# What you should do:
Transcribe every entry below word for word, but skip the pictures.

# Input for this task:
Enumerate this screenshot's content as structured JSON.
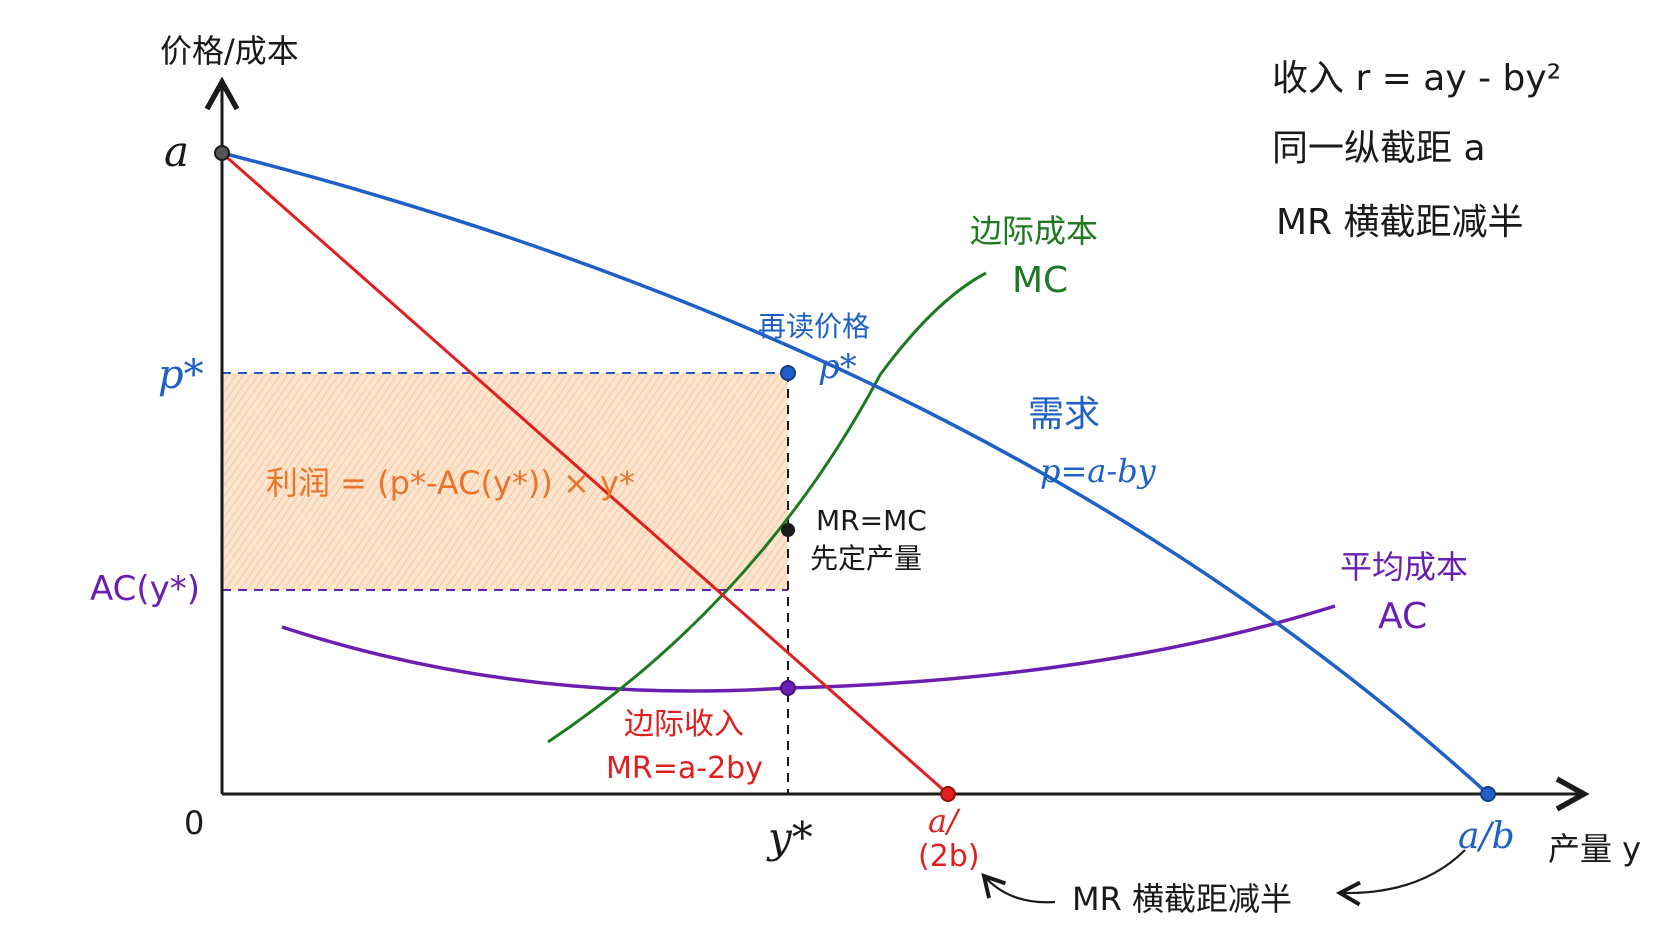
{
  "axes": {
    "y_label": "价格/成本",
    "x_label": "产量 y",
    "origin": "0",
    "y_intercept": "a",
    "p_star": "p*",
    "ac_y_star": "AC(y*)",
    "y_star": "y*",
    "mr_intercept_top": "a/",
    "mr_intercept_bottom": "(2b)",
    "demand_intercept": "a/b"
  },
  "notes": {
    "line1": "收入 r = ay - by²",
    "line2": "同一纵截距 a",
    "line3": "MR 横截距减半"
  },
  "curves": {
    "mc_title": "边际成本",
    "mc_short": "MC",
    "demand_title": "需求",
    "demand_eq": "p=a-by",
    "ac_title": "平均成本",
    "ac_short": "AC",
    "mr_title": "边际收入",
    "mr_eq": "MR=a-2by"
  },
  "annotations": {
    "reread_price": "再读价格",
    "reread_p": "p*",
    "mr_mc": "MR=MC",
    "fix_output": "先定产量",
    "profit": "利润 = (p*-AC(y*)) × y*",
    "halve_arrow": "MR 横截距减半"
  },
  "colors": {
    "demand": "#1f5fc8",
    "mr": "#e02020",
    "mc": "#1e7a22",
    "ac": "#6a1fb0",
    "profit": "#e8762a",
    "axis": "#1a1a1a"
  }
}
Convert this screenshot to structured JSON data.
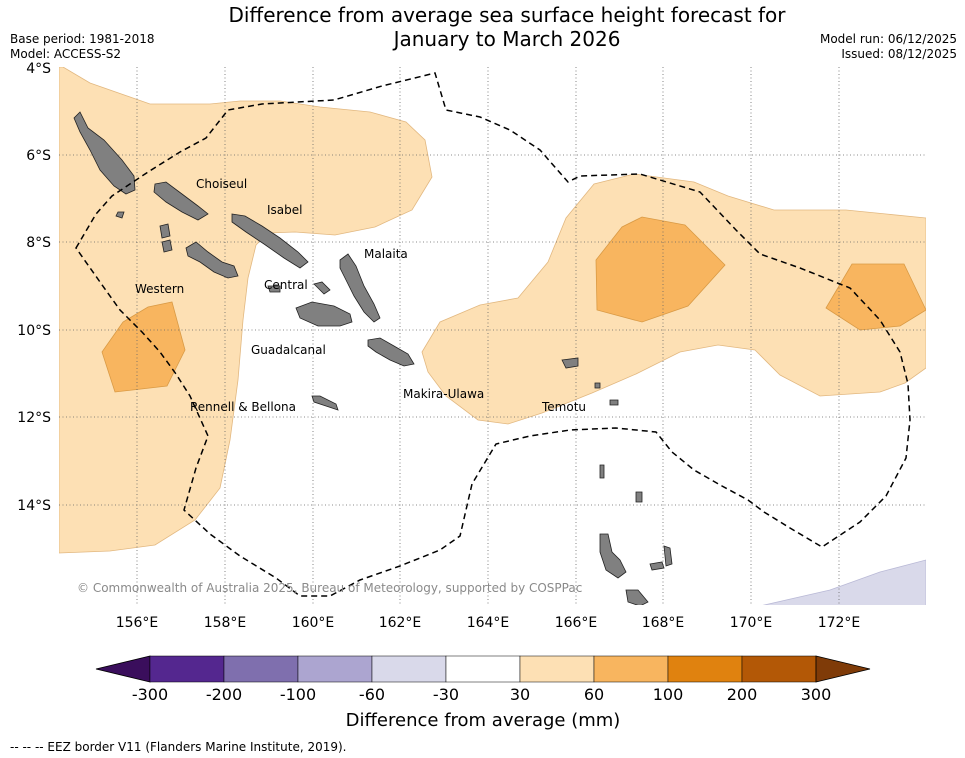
{
  "title_line1": "Difference from average sea surface height forecast for",
  "title_line2": "January to March 2026",
  "meta_left": {
    "base_period": "Base period: 1981-2018",
    "model": "Model: ACCESS-S2"
  },
  "meta_right": {
    "model_run": "Model run: 06/12/2025",
    "issued": "Issued: 08/12/2025"
  },
  "lat_ticks": [
    "4°S",
    "6°S",
    "8°S",
    "10°S",
    "12°S",
    "14°S"
  ],
  "lon_ticks": [
    "156°E",
    "158°E",
    "160°E",
    "162°E",
    "164°E",
    "166°E",
    "168°E",
    "170°E",
    "172°E"
  ],
  "regions": {
    "choiseul": "Choiseul",
    "isabel": "Isabel",
    "malaita": "Malaita",
    "western": "Western",
    "central": "Central",
    "guadalcanal": "Guadalcanal",
    "makira": "Makira-Ulawa",
    "rennell": "Rennell & Bellona",
    "temotu": "Temotu"
  },
  "credit": "© Commonwealth of Australia 2025, Bureau of Meteorology, supported by COSPPac",
  "colorbar": {
    "title": "Difference from average (mm)",
    "ticks": [
      "-300",
      "-200",
      "-100",
      "-60",
      "-30",
      "30",
      "60",
      "100",
      "200",
      "300"
    ],
    "colors": [
      "#3a0e5c",
      "#54278f",
      "#7f6fae",
      "#aca5d0",
      "#d9d9ea",
      "#ffffff",
      "#fde0b4",
      "#f8b55f",
      "#e0820f",
      "#b35806",
      "#7f3b08"
    ]
  },
  "footer": "--  --  -- EEZ border V11 (Flanders Marine Institute, 2019)."
}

# Exercise answer:
Enumerate this screenshot's content as structured JSON.
{
  "axes": {
    "y_label": "价格/成本",
    "x_label": "产量 y",
    "origin": "0",
    "y_intercept": "a",
    "p_star": "p*",
    "ac_y_star": "AC(y*)",
    "y_star": "y*",
    "mr_intercept_top": "a/",
    "mr_intercept_bottom": "(2b)",
    "demand_intercept": "a/b"
  },
  "notes": {
    "line1": "收入 r = ay - by²",
    "line2": "同一纵截距 a",
    "line3": "MR 横截距减半"
  },
  "curves": {
    "mc_title": "边际成本",
    "mc_short": "MC",
    "demand_title": "需求",
    "demand_eq": "p=a-by",
    "ac_title": "平均成本",
    "ac_short": "AC",
    "mr_title": "边际收入",
    "mr_eq": "MR=a-2by"
  },
  "annotations": {
    "reread_price": "再读价格",
    "reread_p": "p*",
    "mr_mc": "MR=MC",
    "fix_output": "先定产量",
    "profit": "利润 = (p*-AC(y*)) × y*",
    "halve_arrow": "MR 横截距减半"
  },
  "colors": {
    "demand": "#1f5fc8",
    "mr": "#e02020",
    "mc": "#1e7a22",
    "ac": "#6a1fb0",
    "profit": "#e8762a",
    "axis": "#1a1a1a"
  }
}
Convert this screenshot to structured JSON data.
{
  "title_line1": "Difference from average sea surface height forecast for",
  "title_line2": "January to March 2026",
  "meta_left": {
    "base_period": "Base period: 1981-2018",
    "model": "Model: ACCESS-S2"
  },
  "meta_right": {
    "model_run": "Model run: 06/12/2025",
    "issued": "Issued: 08/12/2025"
  },
  "lat_ticks": [
    "4°S",
    "6°S",
    "8°S",
    "10°S",
    "12°S",
    "14°S"
  ],
  "lon_ticks": [
    "156°E",
    "158°E",
    "160°E",
    "162°E",
    "164°E",
    "166°E",
    "168°E",
    "170°E",
    "172°E"
  ],
  "regions": {
    "choiseul": "Choiseul",
    "isabel": "Isabel",
    "malaita": "Malaita",
    "western": "Western",
    "central": "Central",
    "guadalcanal": "Guadalcanal",
    "makira": "Makira-Ulawa",
    "rennell": "Rennell & Bellona",
    "temotu": "Temotu"
  },
  "credit": "© Commonwealth of Australia 2025, Bureau of Meteorology, supported by COSPPac",
  "colorbar": {
    "title": "Difference from average (mm)",
    "ticks": [
      "-300",
      "-200",
      "-100",
      "-60",
      "-30",
      "30",
      "60",
      "100",
      "200",
      "300"
    ],
    "colors": [
      "#3a0e5c",
      "#54278f",
      "#7f6fae",
      "#aca5d0",
      "#d9d9ea",
      "#ffffff",
      "#fde0b4",
      "#f8b55f",
      "#e0820f",
      "#b35806",
      "#7f3b08"
    ]
  },
  "footer": "--  --  -- EEZ border V11 (Flanders Marine Institute, 2019)."
}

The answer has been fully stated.